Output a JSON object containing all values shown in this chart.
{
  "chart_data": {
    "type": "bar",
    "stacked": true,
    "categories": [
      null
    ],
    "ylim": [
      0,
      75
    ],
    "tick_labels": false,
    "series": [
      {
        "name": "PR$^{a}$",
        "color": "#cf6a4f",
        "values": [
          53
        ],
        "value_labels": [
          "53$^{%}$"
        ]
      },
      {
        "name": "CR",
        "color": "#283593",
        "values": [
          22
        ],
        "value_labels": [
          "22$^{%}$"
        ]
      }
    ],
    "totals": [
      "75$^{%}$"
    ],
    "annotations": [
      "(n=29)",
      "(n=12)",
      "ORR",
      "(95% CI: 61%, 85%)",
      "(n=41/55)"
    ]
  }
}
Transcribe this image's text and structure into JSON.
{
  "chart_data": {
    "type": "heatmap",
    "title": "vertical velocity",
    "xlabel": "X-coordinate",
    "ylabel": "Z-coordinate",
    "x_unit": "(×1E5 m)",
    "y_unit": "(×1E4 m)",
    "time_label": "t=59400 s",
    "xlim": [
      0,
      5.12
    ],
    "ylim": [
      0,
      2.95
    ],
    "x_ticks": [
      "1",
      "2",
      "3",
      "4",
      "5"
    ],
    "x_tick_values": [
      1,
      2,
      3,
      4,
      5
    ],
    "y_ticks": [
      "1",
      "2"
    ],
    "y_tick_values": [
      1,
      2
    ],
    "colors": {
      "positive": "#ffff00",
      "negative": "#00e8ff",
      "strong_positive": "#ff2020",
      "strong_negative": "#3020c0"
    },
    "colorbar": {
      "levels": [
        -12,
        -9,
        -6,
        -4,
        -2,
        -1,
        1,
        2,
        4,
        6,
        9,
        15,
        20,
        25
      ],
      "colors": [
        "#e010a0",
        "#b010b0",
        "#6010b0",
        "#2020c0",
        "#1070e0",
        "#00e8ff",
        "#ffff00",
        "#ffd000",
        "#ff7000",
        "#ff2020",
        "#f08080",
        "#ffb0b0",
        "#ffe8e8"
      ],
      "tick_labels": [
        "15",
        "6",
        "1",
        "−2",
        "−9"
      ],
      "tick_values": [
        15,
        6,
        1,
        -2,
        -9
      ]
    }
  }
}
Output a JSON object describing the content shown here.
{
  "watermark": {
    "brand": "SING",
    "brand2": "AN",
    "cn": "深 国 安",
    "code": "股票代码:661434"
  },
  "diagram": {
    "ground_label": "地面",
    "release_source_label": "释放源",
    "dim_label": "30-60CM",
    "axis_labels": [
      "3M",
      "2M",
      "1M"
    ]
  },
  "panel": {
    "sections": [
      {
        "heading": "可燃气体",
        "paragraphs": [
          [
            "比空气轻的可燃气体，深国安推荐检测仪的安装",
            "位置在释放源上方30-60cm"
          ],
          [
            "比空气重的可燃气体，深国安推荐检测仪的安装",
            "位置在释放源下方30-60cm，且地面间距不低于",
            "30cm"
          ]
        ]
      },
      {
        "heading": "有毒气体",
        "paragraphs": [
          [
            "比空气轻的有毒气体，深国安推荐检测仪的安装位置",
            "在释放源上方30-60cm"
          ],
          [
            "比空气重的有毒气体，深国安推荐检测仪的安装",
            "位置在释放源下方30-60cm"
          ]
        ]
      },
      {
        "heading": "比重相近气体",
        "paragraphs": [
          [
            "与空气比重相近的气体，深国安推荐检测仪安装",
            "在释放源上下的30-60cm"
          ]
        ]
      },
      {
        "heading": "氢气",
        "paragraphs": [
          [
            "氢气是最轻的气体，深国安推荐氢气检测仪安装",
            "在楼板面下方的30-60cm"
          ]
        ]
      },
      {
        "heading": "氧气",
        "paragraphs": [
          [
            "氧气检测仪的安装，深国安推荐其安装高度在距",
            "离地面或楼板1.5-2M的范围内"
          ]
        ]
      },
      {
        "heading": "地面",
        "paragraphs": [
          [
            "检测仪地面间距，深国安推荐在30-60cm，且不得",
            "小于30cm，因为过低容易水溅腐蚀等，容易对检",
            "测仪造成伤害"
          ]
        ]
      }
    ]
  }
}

━━━━━━━━━━━━━━━━

To do:
Transcribe all lines as written.

Problem solution:
Output a JSON object containing all values shown in this chart.
{
  "chart_data": {
    "type": "bar",
    "stacked": true,
    "categories": [
      null
    ],
    "ylim": [
      0,
      75
    ],
    "tick_labels": false,
    "series": [
      {
        "name": "PR$^{a}$",
        "color": "#cf6a4f",
        "values": [
          53
        ],
        "value_labels": [
          "53$^{%}$"
        ]
      },
      {
        "name": "CR",
        "color": "#283593",
        "values": [
          22
        ],
        "value_labels": [
          "22$^{%}$"
        ]
      }
    ],
    "totals": [
      "75$^{%}$"
    ],
    "annotations": [
      "(n=29)",
      "(n=12)",
      "ORR",
      "(95% CI: 61%, 85%)",
      "(n=41/55)"
    ]
  }
}
Transcribe this image's text and structure into JSON.
{
  "chart_data": {
    "type": "heatmap",
    "title": "vertical velocity",
    "xlabel": "X-coordinate",
    "ylabel": "Z-coordinate",
    "x_unit": "(×1E5 m)",
    "y_unit": "(×1E4 m)",
    "time_label": "t=59400 s",
    "xlim": [
      0,
      5.12
    ],
    "ylim": [
      0,
      2.95
    ],
    "x_ticks": [
      "1",
      "2",
      "3",
      "4",
      "5"
    ],
    "x_tick_values": [
      1,
      2,
      3,
      4,
      5
    ],
    "y_ticks": [
      "1",
      "2"
    ],
    "y_tick_values": [
      1,
      2
    ],
    "colors": {
      "positive": "#ffff00",
      "negative": "#00e8ff",
      "strong_positive": "#ff2020",
      "strong_negative": "#3020c0"
    },
    "colorbar": {
      "levels": [
        -12,
        -9,
        -6,
        -4,
        -2,
        -1,
        1,
        2,
        4,
        6,
        9,
        15,
        20,
        25
      ],
      "colors": [
        "#e010a0",
        "#b010b0",
        "#6010b0",
        "#2020c0",
        "#1070e0",
        "#00e8ff",
        "#ffff00",
        "#ffd000",
        "#ff7000",
        "#ff2020",
        "#f08080",
        "#ffb0b0",
        "#ffe8e8"
      ],
      "tick_labels": [
        "15",
        "6",
        "1",
        "−2",
        "−9"
      ],
      "tick_values": [
        15,
        6,
        1,
        -2,
        -9
      ]
    }
  }
}
Output a JSON object describing the content shown here.
{
  "watermark": {
    "brand": "SING",
    "brand2": "AN",
    "cn": "深 国 安",
    "code": "股票代码:661434"
  },
  "diagram": {
    "ground_label": "地面",
    "release_source_label": "释放源",
    "dim_label": "30-60CM",
    "axis_labels": [
      "3M",
      "2M",
      "1M"
    ]
  },
  "panel": {
    "sections": [
      {
        "heading": "可燃气体",
        "paragraphs": [
          [
            "比空气轻的可燃气体，深国安推荐检测仪的安装",
            "位置在释放源上方30-60cm"
          ],
          [
            "比空气重的可燃气体，深国安推荐检测仪的安装",
            "位置在释放源下方30-60cm，且地面间距不低于",
            "30cm"
          ]
        ]
      },
      {
        "heading": "有毒气体",
        "paragraphs": [
          [
            "比空气轻的有毒气体，深国安推荐检测仪的安装位置",
            "在释放源上方30-60cm"
          ],
          [
            "比空气重的有毒气体，深国安推荐检测仪的安装",
            "位置在释放源下方30-60cm"
          ]
        ]
      },
      {
        "heading": "比重相近气体",
        "paragraphs": [
          [
            "与空气比重相近的气体，深国安推荐检测仪安装",
            "在释放源上下的30-60cm"
          ]
        ]
      },
      {
        "heading": "氢气",
        "paragraphs": [
          [
            "氢气是最轻的气体，深国安推荐氢气检测仪安装",
            "在楼板面下方的30-60cm"
          ]
        ]
      },
      {
        "heading": "氧气",
        "paragraphs": [
          [
            "氧气检测仪的安装，深国安推荐其安装高度在距",
            "离地面或楼板1.5-2M的范围内"
          ]
        ]
      },
      {
        "heading": "地面",
        "paragraphs": [
          [
            "检测仪地面间距，深国安推荐在30-60cm，且不得",
            "小于30cm，因为过低容易水溅腐蚀等，容易对检",
            "测仪造成伤害"
          ]
        ]
      }
    ]
  }
}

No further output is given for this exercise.